Your task is to repeat the entries underneath exactly, minus the pictures.

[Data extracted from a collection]
☆ ☆ ☆

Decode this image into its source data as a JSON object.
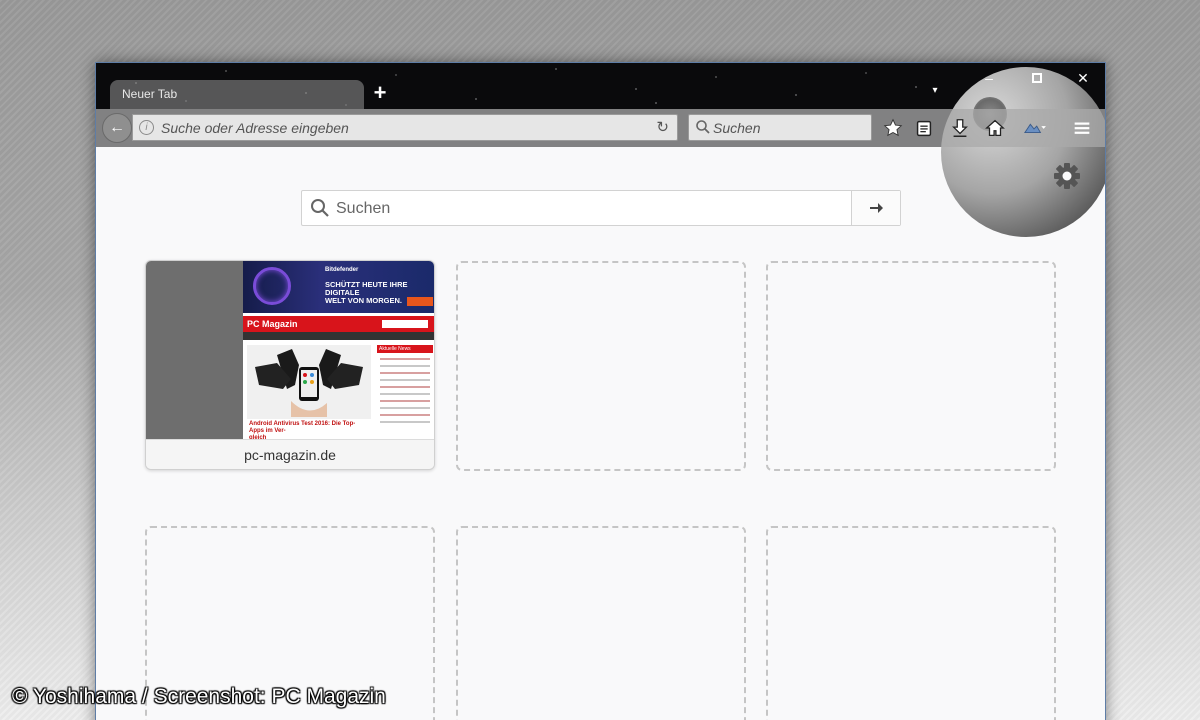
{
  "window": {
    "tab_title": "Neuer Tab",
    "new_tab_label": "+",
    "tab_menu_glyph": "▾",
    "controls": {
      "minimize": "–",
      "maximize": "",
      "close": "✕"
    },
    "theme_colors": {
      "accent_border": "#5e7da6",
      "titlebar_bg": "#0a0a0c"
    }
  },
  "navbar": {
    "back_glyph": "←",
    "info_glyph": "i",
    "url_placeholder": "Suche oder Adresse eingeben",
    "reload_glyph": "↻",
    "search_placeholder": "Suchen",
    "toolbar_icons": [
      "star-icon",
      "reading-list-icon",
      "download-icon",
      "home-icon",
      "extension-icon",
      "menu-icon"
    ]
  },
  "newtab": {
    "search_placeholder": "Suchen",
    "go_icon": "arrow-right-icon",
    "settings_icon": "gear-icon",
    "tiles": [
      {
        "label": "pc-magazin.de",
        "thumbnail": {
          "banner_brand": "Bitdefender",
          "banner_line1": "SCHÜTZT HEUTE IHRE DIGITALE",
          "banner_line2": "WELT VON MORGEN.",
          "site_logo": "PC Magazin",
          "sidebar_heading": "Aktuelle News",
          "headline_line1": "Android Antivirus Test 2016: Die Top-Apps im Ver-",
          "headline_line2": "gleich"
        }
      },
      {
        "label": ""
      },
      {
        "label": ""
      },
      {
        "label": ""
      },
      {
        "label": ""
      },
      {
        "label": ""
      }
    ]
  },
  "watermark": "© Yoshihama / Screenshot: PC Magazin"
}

☆ ☆ ☆

SOLUTION FOR THIS EXERCISE
Decode this image into its source data as a JSON object.
{
  "window": {
    "tab_title": "Neuer Tab",
    "new_tab_label": "+",
    "tab_menu_glyph": "▾",
    "controls": {
      "minimize": "–",
      "maximize": "",
      "close": "✕"
    },
    "theme_colors": {
      "accent_border": "#5e7da6",
      "titlebar_bg": "#0a0a0c"
    }
  },
  "navbar": {
    "back_glyph": "←",
    "info_glyph": "i",
    "url_placeholder": "Suche oder Adresse eingeben",
    "reload_glyph": "↻",
    "search_placeholder": "Suchen",
    "toolbar_icons": [
      "star-icon",
      "reading-list-icon",
      "download-icon",
      "home-icon",
      "extension-icon",
      "menu-icon"
    ]
  },
  "newtab": {
    "search_placeholder": "Suchen",
    "go_icon": "arrow-right-icon",
    "settings_icon": "gear-icon",
    "tiles": [
      {
        "label": "pc-magazin.de",
        "thumbnail": {
          "banner_brand": "Bitdefender",
          "banner_line1": "SCHÜTZT HEUTE IHRE DIGITALE",
          "banner_line2": "WELT VON MORGEN.",
          "site_logo": "PC Magazin",
          "sidebar_heading": "Aktuelle News",
          "headline_line1": "Android Antivirus Test 2016: Die Top-Apps im Ver-",
          "headline_line2": "gleich"
        }
      },
      {
        "label": ""
      },
      {
        "label": ""
      },
      {
        "label": ""
      },
      {
        "label": ""
      },
      {
        "label": ""
      }
    ]
  },
  "watermark": "© Yoshihama / Screenshot: PC Magazin"
}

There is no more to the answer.